-- Set exercise --
Below is some material; transcribe all of it exactly.

-- Dataset extract --

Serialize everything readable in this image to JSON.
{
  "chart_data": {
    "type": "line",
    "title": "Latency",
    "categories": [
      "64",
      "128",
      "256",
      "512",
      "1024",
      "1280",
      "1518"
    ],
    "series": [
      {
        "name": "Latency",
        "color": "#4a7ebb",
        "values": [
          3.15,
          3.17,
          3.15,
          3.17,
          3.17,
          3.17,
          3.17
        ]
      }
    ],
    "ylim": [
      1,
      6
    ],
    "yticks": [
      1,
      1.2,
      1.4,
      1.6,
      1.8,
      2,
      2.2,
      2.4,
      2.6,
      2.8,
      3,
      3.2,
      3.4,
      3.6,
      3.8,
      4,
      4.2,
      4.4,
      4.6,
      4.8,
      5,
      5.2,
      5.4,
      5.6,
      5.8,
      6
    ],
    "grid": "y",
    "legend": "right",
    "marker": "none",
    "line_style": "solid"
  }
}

-- Exercise result --
Serialize everything readable in this image to JSON.
{
  "chart_data": {
    "type": "line",
    "title": "Latency",
    "categories": [
      "64",
      "128",
      "256",
      "512",
      "1024",
      "1280",
      "1518"
    ],
    "series": [
      {
        "name": "Latency",
        "color": "#4a7ebb",
        "values": [
          3.15,
          3.17,
          3.15,
          3.17,
          3.17,
          3.17,
          3.17
        ]
      }
    ],
    "ylim": [
      1,
      6
    ],
    "yticks": [
      1,
      1.2,
      1.4,
      1.6,
      1.8,
      2,
      2.2,
      2.4,
      2.6,
      2.8,
      3,
      3.2,
      3.4,
      3.6,
      3.8,
      4,
      4.2,
      4.4,
      4.6,
      4.8,
      5,
      5.2,
      5.4,
      5.6,
      5.8,
      6
    ],
    "grid": "y",
    "legend": "right",
    "marker": "none",
    "line_style": "solid"
  }
}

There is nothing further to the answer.